What you have to do
Please reproduce every record, keeping each one exactly as written.

::: Records provided

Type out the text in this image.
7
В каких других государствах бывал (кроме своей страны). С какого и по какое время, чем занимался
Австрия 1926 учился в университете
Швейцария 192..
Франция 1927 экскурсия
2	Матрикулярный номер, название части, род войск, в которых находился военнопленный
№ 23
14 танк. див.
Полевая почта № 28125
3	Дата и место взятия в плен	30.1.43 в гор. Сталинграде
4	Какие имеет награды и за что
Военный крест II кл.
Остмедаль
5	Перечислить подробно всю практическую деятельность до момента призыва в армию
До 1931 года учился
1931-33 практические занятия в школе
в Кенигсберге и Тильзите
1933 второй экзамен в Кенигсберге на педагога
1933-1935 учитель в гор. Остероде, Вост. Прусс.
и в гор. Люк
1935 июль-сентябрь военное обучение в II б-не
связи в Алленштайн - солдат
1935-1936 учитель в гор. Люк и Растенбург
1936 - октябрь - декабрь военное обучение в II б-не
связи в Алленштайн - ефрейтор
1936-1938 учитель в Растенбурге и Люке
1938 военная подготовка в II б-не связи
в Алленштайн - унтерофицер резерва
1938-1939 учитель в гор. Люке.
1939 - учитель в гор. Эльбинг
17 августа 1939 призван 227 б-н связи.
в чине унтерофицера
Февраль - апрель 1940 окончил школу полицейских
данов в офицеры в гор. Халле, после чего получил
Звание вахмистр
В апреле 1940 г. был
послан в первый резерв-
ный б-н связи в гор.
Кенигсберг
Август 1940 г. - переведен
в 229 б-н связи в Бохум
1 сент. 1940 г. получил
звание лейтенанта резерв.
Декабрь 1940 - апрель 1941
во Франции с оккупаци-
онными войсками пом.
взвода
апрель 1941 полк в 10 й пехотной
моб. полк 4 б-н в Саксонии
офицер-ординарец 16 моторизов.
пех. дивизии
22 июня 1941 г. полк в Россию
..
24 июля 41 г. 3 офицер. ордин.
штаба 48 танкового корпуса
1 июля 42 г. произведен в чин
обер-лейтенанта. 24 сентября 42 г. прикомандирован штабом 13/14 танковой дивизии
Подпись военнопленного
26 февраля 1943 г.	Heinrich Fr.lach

::::::

Written solution
Type out the text in this image.
7
В каких других государствах бывал (кроме своей страны). С какого и по какое время, чем занимался
Австрия 1926 учился в университете
Швейцария 192..
Франция 1927 экскурсия
2	Матрикулярный номер, название части, род войск, в которых находился военнопленный
№ 23
14 танк. див.
Полевая почта № 28125
3	Дата и место взятия в плен	30.1.43 в гор. Сталинграде
4	Какие имеет награды и за что
Военный крест II кл.
Остмедаль
5	Перечислить подробно всю практическую деятельность до момента призыва в армию
До 1931 года учился
1931-33 практические занятия в школе
в Кенигсберге и Тильзите
1933 второй экзамен в Кенигсберге на педагога
1933-1935 учитель в гор. Остероде, Вост. Прусс.
и в гор. Люк
1935 июль-сентябрь военное обучение в II б-не
связи в Алленштайн - солдат
1935-1936 учитель в гор. Люк и Растенбург
1936 - октябрь - декабрь военное обучение в II б-не
связи в Алленштайн - ефрейтор
1936-1938 учитель в Растенбурге и Люке
1938 военная подготовка в II б-не связи
в Алленштайн - унтерофицер резерва
1938-1939 учитель в гор. Люке.
1939 - учитель в гор. Эльбинг
17 августа 1939 призван 227 б-н связи.
в чине унтерофицера
Февраль - апрель 1940 окончил школу полицейских
данов в офицеры в гор. Халле, после чего получил
Звание вахмистр
В апреле 1940 г. был
послан в первый резерв-
ный б-н связи в гор.
Кенигсберг
Август 1940 г. - переведен
в 229 б-н связи в Бохум
1 сент. 1940 г. получил
звание лейтенанта резерв.
Декабрь 1940 - апрель 1941
во Франции с оккупаци-
онными войсками пом.
взвода
апрель 1941 полк в 10 й пехотной
моб. полк 4 б-н в Саксонии
офицер-ординарец 16 моторизов.
пех. дивизии
22 июня 1941 г. полк в Россию
..
24 июля 41 г. 3 офицер. ордин.
штаба 48 танкового корпуса
1 июля 42 г. произведен в чин
обер-лейтенанта. 24 сентября 42 г. прикомандирован штабом 13/14 танковой дивизии
Подпись военнопленного
26 февраля 1943 г.	Heinrich Fr.lach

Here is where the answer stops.